Copy out every line that contains the word "JSON".

++++++++++++++++++++

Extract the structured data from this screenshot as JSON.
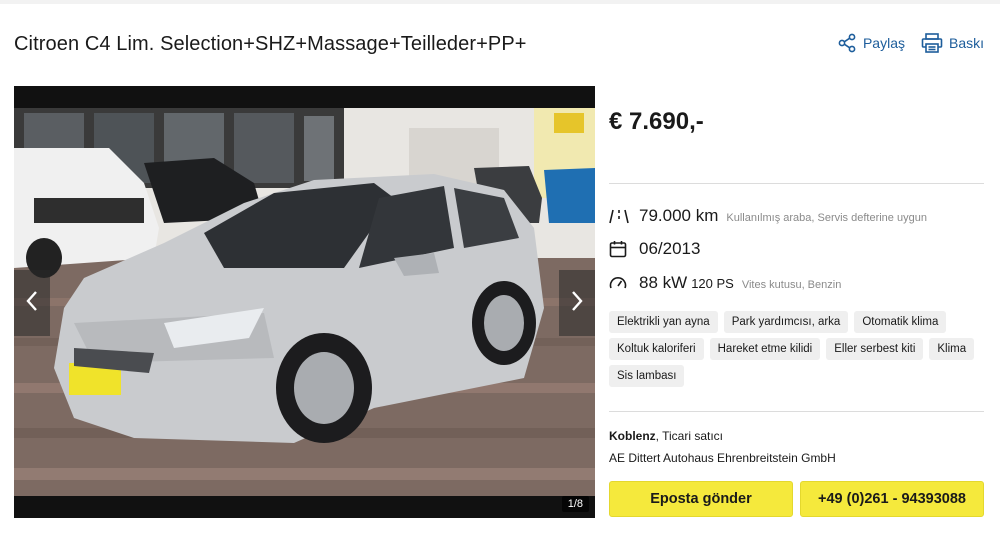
{
  "listing": {
    "title": "Citroen C4 Lim. Selection+SHZ+Massage+Teilleder+PP+"
  },
  "actions": {
    "share_label": "Paylaş",
    "print_label": "Baskı"
  },
  "gallery": {
    "counter": "1/8"
  },
  "price": "€ 7.690,-",
  "specs": {
    "mileage": "79.000 km",
    "mileage_note": "Kullanılmış araba, Servis defterine uygun",
    "registration": "06/2013",
    "power_kw": "88 kW",
    "power_ps": "120 PS",
    "power_note": "Vites kutusu, Benzin"
  },
  "features": [
    "Elektrikli yan ayna",
    "Park yardımcısı, arka",
    "Otomatik klima",
    "Koltuk kaloriferi",
    "Hareket etme kilidi",
    "Eller serbest kiti",
    "Klima",
    "Sis lambası"
  ],
  "seller": {
    "city": "Koblenz",
    "type": ", Ticari satıcı",
    "dealer_name": "AE Dittert Autohaus Ehrenbreitstein GmbH"
  },
  "contact": {
    "email_label": "Eposta gönder",
    "phone_label": "+49 (0)261 - 94393088"
  },
  "colors": {
    "link_blue": "#1d5d9b",
    "button_yellow": "#f5e93c"
  }
}
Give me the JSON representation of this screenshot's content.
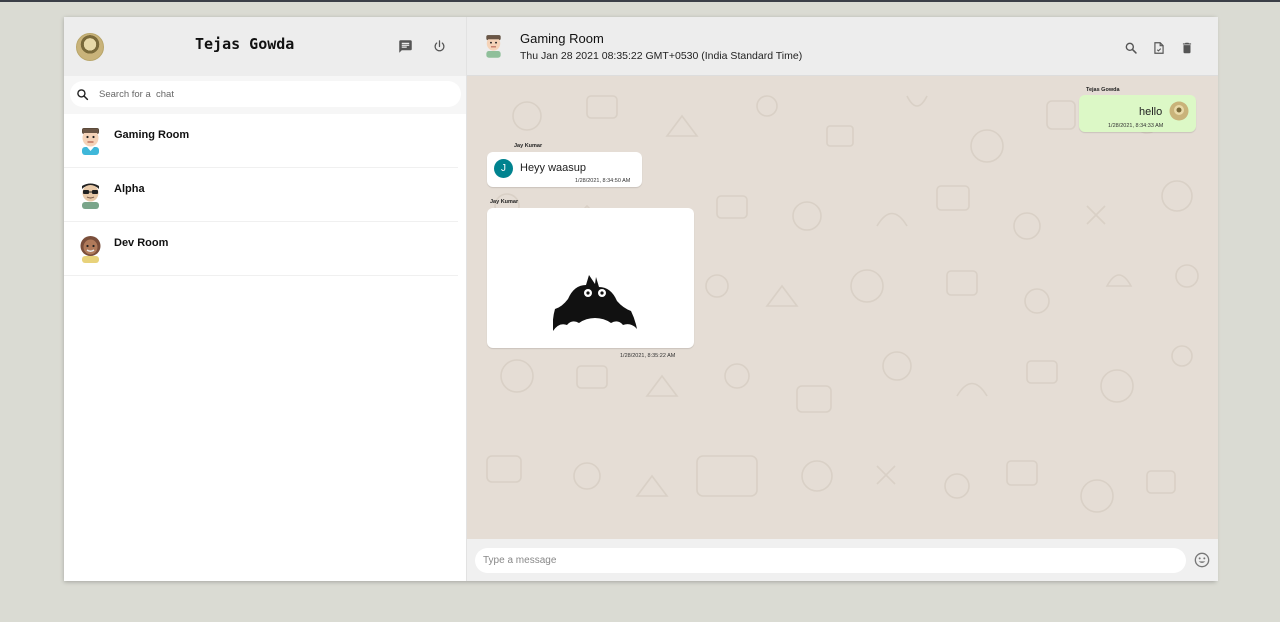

++++++++++++++++++++

#### [THE RESULT]
Extract the structured data from this screenshot as JSON.
Give me the JSON representation of this screenshot's content.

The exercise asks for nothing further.